* [What to produce]
Emit the data below verbatim, stripping out any pictures.

* [Supplied records]

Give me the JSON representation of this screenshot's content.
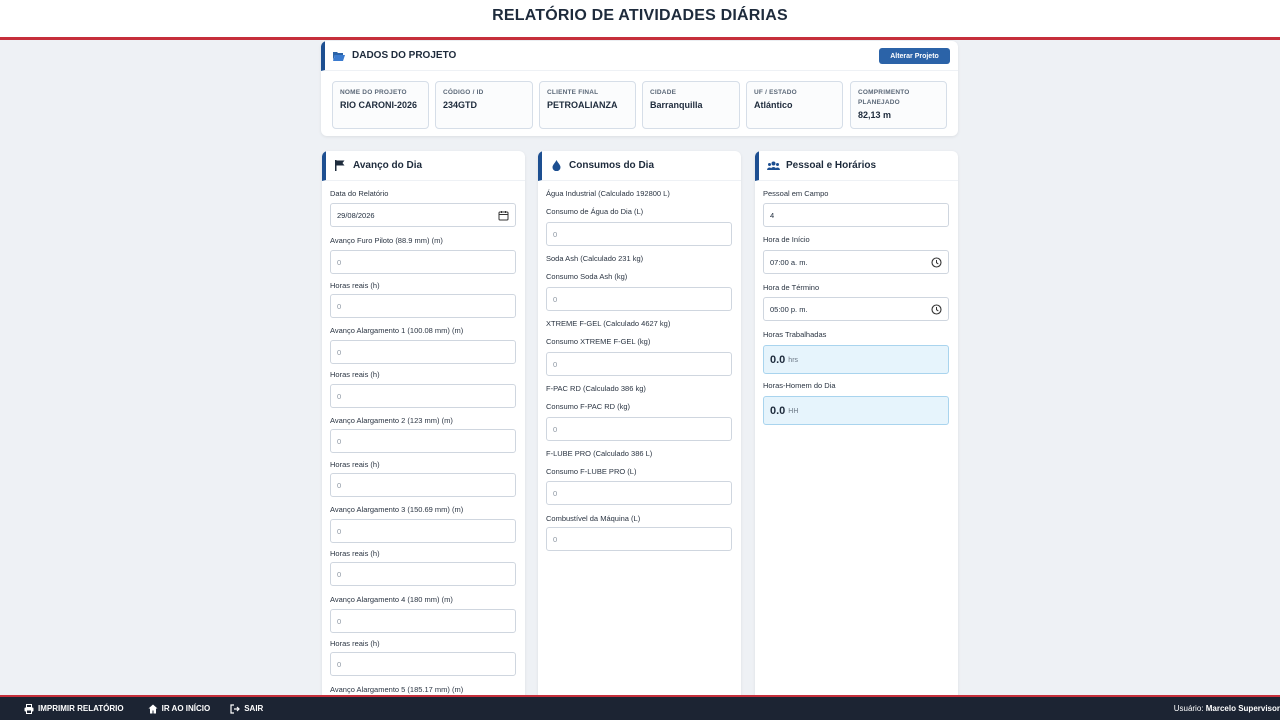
{
  "page_title": "RELATÓRIO DE ATIVIDADES DIÁRIAS",
  "project": {
    "header": "DADOS DO PROJETO",
    "change_button": "Alterar Projeto",
    "fields": [
      {
        "label": "NOME DO PROJETO",
        "value": "RIO CARONI-2026"
      },
      {
        "label": "CÓDIGO / ID",
        "value": "234GTD"
      },
      {
        "label": "CLIENTE FINAL",
        "value": "PETROALIANZA"
      },
      {
        "label": "CIDADE",
        "value": "Barranquilla"
      },
      {
        "label": "UF / ESTADO",
        "value": "Atlántico"
      },
      {
        "label": "COMPRIMENTO PLANEJADO",
        "value": "82,13 m"
      }
    ]
  },
  "progress": {
    "header": "Avanço do Dia",
    "date_label": "Data do Relatório",
    "date_value": "29/08/2026",
    "fields": [
      {
        "label": "Avanço Furo Piloto (88.9 mm) (m)",
        "placeholder": "0"
      },
      {
        "label": "Horas reais (h)",
        "placeholder": "0"
      },
      {
        "label": "Avanço Alargamento 1 (100.08 mm) (m)",
        "placeholder": "0"
      },
      {
        "label": "Horas reais (h)",
        "placeholder": "0"
      },
      {
        "label": "Avanço Alargamento 2 (123 mm) (m)",
        "placeholder": "0"
      },
      {
        "label": "Horas reais (h)",
        "placeholder": "0"
      },
      {
        "label": "Avanço Alargamento 3 (150.69 mm) (m)",
        "placeholder": "0"
      },
      {
        "label": "Horas reais (h)",
        "placeholder": "0"
      },
      {
        "label": "Avanço Alargamento 4 (180 mm) (m)",
        "placeholder": "0"
      },
      {
        "label": "Horas reais (h)",
        "placeholder": "0"
      }
    ],
    "trailing_label": "Avanço Alargamento 5 (185.17 mm) (m)"
  },
  "consumption": {
    "header": "Consumos do Dia",
    "groups": [
      {
        "calc": "Água Industrial (Calculado 192800 L)",
        "label": "Consumo de Água do Dia (L)",
        "placeholder": "0"
      },
      {
        "calc": "Soda Ash (Calculado 231 kg)",
        "label": "Consumo Soda Ash (kg)",
        "placeholder": "0"
      },
      {
        "calc": "XTREME F-GEL (Calculado 4627 kg)",
        "label": "Consumo XTREME F-GEL (kg)",
        "placeholder": "0"
      },
      {
        "calc": "F-PAC RD (Calculado 386 kg)",
        "label": "Consumo F-PAC RD (kg)",
        "placeholder": "0"
      },
      {
        "calc": "F-LUBE PRO (Calculado 386 L)",
        "label": "Consumo F-LUBE PRO (L)",
        "placeholder": "0"
      }
    ],
    "fuel_label": "Combustível da Máquina (L)",
    "fuel_placeholder": "0"
  },
  "staff": {
    "header": "Pessoal e Horários",
    "people_label": "Pessoal em Campo",
    "people_value": "4",
    "start_label": "Hora de Início",
    "start_value": "07:00 a. m.",
    "end_label": "Hora de Término",
    "end_value": "05:00 p. m.",
    "worked_label": "Horas Trabalhadas",
    "worked_value": "0.0",
    "worked_unit": "hrs",
    "manhours_label": "Horas-Homem do Dia",
    "manhours_value": "0.0",
    "manhours_unit": "HH"
  },
  "footer": {
    "print": "IMPRIMIR RELATÓRIO",
    "home": "IR AO INÍCIO",
    "exit": "SAIR",
    "user_prefix": "Usuário:",
    "user_name": "Marcelo Supervisor"
  },
  "colors": {
    "accent": "#1d4f91",
    "brand_red": "#c62f3b",
    "button": "#2b63a8",
    "footer_bg": "#1c2433"
  },
  "icons": [
    "folder-open-icon",
    "flag-icon",
    "droplet-icon",
    "users-icon",
    "calendar-icon",
    "clock-icon",
    "printer-icon",
    "home-icon",
    "logout-icon"
  ]
}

* [Exercise solution]
Give me the JSON representation of this screenshot's content.
{
  "page_title": "RELATÓRIO DE ATIVIDADES DIÁRIAS",
  "project": {
    "header": "DADOS DO PROJETO",
    "change_button": "Alterar Projeto",
    "fields": [
      {
        "label": "NOME DO PROJETO",
        "value": "RIO CARONI-2026"
      },
      {
        "label": "CÓDIGO / ID",
        "value": "234GTD"
      },
      {
        "label": "CLIENTE FINAL",
        "value": "PETROALIANZA"
      },
      {
        "label": "CIDADE",
        "value": "Barranquilla"
      },
      {
        "label": "UF / ESTADO",
        "value": "Atlántico"
      },
      {
        "label": "COMPRIMENTO PLANEJADO",
        "value": "82,13 m"
      }
    ]
  },
  "progress": {
    "header": "Avanço do Dia",
    "date_label": "Data do Relatório",
    "date_value": "29/08/2026",
    "fields": [
      {
        "label": "Avanço Furo Piloto (88.9 mm) (m)",
        "placeholder": "0"
      },
      {
        "label": "Horas reais (h)",
        "placeholder": "0"
      },
      {
        "label": "Avanço Alargamento 1 (100.08 mm) (m)",
        "placeholder": "0"
      },
      {
        "label": "Horas reais (h)",
        "placeholder": "0"
      },
      {
        "label": "Avanço Alargamento 2 (123 mm) (m)",
        "placeholder": "0"
      },
      {
        "label": "Horas reais (h)",
        "placeholder": "0"
      },
      {
        "label": "Avanço Alargamento 3 (150.69 mm) (m)",
        "placeholder": "0"
      },
      {
        "label": "Horas reais (h)",
        "placeholder": "0"
      },
      {
        "label": "Avanço Alargamento 4 (180 mm) (m)",
        "placeholder": "0"
      },
      {
        "label": "Horas reais (h)",
        "placeholder": "0"
      }
    ],
    "trailing_label": "Avanço Alargamento 5 (185.17 mm) (m)"
  },
  "consumption": {
    "header": "Consumos do Dia",
    "groups": [
      {
        "calc": "Água Industrial (Calculado 192800 L)",
        "label": "Consumo de Água do Dia (L)",
        "placeholder": "0"
      },
      {
        "calc": "Soda Ash (Calculado 231 kg)",
        "label": "Consumo Soda Ash (kg)",
        "placeholder": "0"
      },
      {
        "calc": "XTREME F-GEL (Calculado 4627 kg)",
        "label": "Consumo XTREME F-GEL (kg)",
        "placeholder": "0"
      },
      {
        "calc": "F-PAC RD (Calculado 386 kg)",
        "label": "Consumo F-PAC RD (kg)",
        "placeholder": "0"
      },
      {
        "calc": "F-LUBE PRO (Calculado 386 L)",
        "label": "Consumo F-LUBE PRO (L)",
        "placeholder": "0"
      }
    ],
    "fuel_label": "Combustível da Máquina (L)",
    "fuel_placeholder": "0"
  },
  "staff": {
    "header": "Pessoal e Horários",
    "people_label": "Pessoal em Campo",
    "people_value": "4",
    "start_label": "Hora de Início",
    "start_value": "07:00 a. m.",
    "end_label": "Hora de Término",
    "end_value": "05:00 p. m.",
    "worked_label": "Horas Trabalhadas",
    "worked_value": "0.0",
    "worked_unit": "hrs",
    "manhours_label": "Horas-Homem do Dia",
    "manhours_value": "0.0",
    "manhours_unit": "HH"
  },
  "footer": {
    "print": "IMPRIMIR RELATÓRIO",
    "home": "IR AO INÍCIO",
    "exit": "SAIR",
    "user_prefix": "Usuário:",
    "user_name": "Marcelo Supervisor"
  },
  "colors": {
    "accent": "#1d4f91",
    "brand_red": "#c62f3b",
    "button": "#2b63a8",
    "footer_bg": "#1c2433"
  },
  "icons": [
    "folder-open-icon",
    "flag-icon",
    "droplet-icon",
    "users-icon",
    "calendar-icon",
    "clock-icon",
    "printer-icon",
    "home-icon",
    "logout-icon"
  ]
}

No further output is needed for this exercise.